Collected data
== == ==

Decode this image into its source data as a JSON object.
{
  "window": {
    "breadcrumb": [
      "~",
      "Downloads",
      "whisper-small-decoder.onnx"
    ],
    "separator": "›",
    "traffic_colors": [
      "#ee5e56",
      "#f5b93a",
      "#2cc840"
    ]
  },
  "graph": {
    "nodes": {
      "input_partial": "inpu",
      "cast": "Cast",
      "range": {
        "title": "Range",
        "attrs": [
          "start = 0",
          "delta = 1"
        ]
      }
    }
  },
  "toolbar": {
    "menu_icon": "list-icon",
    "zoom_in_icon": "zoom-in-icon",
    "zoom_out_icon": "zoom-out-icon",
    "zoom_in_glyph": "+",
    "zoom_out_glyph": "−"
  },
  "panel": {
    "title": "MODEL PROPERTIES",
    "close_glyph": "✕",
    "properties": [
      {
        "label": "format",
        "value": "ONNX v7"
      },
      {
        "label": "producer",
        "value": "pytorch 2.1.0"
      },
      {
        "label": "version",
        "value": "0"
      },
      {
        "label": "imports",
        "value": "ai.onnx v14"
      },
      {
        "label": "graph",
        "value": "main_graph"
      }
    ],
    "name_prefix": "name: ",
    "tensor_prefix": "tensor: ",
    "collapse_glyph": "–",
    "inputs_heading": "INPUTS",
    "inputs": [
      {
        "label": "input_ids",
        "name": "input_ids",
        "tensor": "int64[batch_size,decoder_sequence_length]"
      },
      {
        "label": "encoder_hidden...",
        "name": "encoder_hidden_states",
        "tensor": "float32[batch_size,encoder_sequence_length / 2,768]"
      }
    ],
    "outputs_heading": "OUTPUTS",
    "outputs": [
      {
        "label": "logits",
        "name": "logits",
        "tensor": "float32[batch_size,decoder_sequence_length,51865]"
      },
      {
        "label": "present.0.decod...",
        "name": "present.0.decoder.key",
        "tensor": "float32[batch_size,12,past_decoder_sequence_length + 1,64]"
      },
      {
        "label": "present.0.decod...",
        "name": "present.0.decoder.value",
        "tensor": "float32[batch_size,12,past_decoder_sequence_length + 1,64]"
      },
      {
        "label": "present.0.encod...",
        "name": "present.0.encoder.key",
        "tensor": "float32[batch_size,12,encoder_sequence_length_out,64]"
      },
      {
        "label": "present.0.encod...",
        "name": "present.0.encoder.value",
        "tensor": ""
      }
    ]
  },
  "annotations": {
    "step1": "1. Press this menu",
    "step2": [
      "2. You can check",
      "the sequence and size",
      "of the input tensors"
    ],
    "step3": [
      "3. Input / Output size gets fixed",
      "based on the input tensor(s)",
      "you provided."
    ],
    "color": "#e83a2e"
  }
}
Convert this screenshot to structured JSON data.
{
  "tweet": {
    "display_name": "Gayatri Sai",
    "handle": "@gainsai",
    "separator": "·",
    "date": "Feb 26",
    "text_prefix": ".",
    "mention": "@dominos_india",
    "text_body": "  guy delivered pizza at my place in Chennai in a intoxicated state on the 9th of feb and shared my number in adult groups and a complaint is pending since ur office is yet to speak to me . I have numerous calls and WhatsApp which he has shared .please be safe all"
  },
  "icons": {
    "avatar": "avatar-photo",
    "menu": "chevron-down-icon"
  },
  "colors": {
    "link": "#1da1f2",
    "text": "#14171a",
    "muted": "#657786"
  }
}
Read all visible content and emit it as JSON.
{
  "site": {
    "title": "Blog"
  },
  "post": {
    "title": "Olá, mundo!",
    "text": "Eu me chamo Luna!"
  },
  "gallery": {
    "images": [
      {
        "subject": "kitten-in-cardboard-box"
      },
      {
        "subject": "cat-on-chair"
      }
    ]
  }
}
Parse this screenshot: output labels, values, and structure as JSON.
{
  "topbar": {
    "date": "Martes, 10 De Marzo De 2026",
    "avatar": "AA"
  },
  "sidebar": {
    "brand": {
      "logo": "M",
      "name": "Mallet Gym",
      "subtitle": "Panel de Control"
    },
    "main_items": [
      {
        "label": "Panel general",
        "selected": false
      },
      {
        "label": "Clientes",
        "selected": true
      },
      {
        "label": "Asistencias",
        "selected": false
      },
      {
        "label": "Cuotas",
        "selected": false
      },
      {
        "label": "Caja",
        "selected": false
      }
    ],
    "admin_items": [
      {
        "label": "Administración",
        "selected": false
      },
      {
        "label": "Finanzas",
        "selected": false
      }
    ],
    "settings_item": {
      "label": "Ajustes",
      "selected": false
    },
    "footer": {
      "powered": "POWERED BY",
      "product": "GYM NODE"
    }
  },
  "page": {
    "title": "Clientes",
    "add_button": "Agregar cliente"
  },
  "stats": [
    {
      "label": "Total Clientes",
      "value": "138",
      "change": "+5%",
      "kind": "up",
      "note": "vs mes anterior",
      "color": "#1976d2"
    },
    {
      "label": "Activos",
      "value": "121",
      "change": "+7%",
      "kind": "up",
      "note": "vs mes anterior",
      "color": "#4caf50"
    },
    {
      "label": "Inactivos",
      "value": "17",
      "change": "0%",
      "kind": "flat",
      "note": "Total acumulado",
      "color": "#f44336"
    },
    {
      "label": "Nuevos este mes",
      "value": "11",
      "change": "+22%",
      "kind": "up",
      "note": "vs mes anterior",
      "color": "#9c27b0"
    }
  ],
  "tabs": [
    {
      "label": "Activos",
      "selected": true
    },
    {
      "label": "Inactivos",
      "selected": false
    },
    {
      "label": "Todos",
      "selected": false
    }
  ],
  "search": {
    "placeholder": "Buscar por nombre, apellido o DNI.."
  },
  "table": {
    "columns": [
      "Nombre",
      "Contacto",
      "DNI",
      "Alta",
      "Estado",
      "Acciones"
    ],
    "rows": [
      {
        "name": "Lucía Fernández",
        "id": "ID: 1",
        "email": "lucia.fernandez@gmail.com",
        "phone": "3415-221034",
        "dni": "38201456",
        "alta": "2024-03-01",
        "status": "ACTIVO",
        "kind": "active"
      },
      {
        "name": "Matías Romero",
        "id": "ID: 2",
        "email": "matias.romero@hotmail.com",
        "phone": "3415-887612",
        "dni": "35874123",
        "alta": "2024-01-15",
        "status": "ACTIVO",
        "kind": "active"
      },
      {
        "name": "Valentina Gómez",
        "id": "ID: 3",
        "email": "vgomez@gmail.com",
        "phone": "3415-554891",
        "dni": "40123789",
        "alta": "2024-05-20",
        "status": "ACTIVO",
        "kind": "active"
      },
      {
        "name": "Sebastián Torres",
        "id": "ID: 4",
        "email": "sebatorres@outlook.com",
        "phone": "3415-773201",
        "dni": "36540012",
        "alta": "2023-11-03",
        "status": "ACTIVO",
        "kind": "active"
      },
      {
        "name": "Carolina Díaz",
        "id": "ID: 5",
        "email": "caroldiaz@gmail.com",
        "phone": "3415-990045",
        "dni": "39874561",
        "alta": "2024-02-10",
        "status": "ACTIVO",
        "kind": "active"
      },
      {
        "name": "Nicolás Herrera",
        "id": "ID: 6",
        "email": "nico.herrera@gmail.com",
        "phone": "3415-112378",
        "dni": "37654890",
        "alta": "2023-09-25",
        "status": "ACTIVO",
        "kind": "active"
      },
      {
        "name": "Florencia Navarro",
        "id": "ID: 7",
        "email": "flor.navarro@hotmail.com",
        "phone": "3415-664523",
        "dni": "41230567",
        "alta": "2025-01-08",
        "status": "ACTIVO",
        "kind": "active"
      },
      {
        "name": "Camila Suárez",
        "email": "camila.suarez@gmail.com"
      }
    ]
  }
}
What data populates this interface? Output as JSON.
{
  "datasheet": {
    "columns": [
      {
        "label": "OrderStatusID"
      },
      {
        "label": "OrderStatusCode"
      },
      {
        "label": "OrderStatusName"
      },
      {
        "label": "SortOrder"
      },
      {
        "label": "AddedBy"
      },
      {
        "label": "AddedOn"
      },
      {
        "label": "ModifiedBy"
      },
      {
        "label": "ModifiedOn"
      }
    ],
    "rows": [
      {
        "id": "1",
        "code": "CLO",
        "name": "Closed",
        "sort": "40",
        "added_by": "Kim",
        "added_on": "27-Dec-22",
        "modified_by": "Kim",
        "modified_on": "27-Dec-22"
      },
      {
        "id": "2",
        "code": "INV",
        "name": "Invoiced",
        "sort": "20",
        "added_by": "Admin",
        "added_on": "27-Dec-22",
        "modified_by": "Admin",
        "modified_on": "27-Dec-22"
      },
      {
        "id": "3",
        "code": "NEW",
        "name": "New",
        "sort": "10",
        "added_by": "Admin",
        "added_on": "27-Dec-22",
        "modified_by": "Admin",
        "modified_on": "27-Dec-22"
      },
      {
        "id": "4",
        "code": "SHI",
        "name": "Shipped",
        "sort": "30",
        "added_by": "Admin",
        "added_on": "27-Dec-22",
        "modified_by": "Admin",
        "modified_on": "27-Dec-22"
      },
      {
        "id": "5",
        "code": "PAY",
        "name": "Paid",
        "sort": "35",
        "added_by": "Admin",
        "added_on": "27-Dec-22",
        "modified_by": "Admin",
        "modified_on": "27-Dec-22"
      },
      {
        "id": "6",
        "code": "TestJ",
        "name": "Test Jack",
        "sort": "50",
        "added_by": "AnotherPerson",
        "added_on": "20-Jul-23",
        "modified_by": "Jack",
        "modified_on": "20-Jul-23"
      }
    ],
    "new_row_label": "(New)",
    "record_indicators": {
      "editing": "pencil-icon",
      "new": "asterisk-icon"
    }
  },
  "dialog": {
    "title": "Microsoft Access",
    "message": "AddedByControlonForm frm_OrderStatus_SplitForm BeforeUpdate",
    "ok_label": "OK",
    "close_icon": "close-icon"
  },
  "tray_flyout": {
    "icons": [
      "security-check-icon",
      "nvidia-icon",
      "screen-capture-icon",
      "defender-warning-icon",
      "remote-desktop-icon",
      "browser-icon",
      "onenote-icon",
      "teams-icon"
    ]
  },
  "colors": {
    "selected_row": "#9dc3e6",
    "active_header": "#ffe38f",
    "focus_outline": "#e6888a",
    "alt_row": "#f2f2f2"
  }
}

== == ==

WHAT IS REQUIRED> Make a copy of each line that contains the string "phone".

ANSWER>
        "phone": "3415-221034",
        "phone": "3415-887612",
        "phone": "3415-554891",
        "phone": "3415-773201",
        "phone": "3415-990045",
        "phone": "3415-112378",
        "phone": "3415-664523",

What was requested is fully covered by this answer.